Source records:
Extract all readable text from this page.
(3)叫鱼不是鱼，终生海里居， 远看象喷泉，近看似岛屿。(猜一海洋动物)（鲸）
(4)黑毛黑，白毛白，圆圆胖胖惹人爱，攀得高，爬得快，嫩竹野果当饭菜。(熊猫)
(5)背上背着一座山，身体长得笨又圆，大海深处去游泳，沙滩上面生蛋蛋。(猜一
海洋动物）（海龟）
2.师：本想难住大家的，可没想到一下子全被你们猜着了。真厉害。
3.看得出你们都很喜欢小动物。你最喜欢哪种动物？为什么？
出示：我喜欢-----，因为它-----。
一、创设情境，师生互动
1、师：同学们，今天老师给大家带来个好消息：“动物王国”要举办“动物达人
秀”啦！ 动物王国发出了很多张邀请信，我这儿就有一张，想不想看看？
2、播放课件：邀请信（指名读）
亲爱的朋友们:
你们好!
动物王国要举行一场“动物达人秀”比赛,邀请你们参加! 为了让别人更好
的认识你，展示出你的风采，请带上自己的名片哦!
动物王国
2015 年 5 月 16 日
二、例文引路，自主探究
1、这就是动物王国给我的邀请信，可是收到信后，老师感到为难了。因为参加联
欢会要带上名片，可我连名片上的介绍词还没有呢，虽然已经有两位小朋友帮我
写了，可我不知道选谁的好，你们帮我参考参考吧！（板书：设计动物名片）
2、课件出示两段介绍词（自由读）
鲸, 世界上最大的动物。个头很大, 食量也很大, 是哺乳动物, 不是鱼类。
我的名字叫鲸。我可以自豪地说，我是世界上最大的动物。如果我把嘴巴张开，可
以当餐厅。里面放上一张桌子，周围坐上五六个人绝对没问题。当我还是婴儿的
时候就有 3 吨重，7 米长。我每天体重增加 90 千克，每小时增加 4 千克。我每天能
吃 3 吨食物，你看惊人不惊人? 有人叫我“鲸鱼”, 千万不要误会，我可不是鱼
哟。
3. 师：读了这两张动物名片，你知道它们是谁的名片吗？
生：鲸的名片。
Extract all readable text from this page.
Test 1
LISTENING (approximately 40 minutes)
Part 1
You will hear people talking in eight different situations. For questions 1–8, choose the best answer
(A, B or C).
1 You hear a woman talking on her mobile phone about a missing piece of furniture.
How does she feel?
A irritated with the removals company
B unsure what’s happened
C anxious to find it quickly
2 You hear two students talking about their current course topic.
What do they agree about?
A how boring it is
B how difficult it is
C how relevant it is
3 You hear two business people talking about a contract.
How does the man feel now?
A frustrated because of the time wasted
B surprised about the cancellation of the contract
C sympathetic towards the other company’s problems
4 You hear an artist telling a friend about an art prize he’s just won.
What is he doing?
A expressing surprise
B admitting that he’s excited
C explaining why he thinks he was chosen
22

Problem requirements:
Say how many lines hold the word "company", giving the number and nothing else.

Finished exercise:
2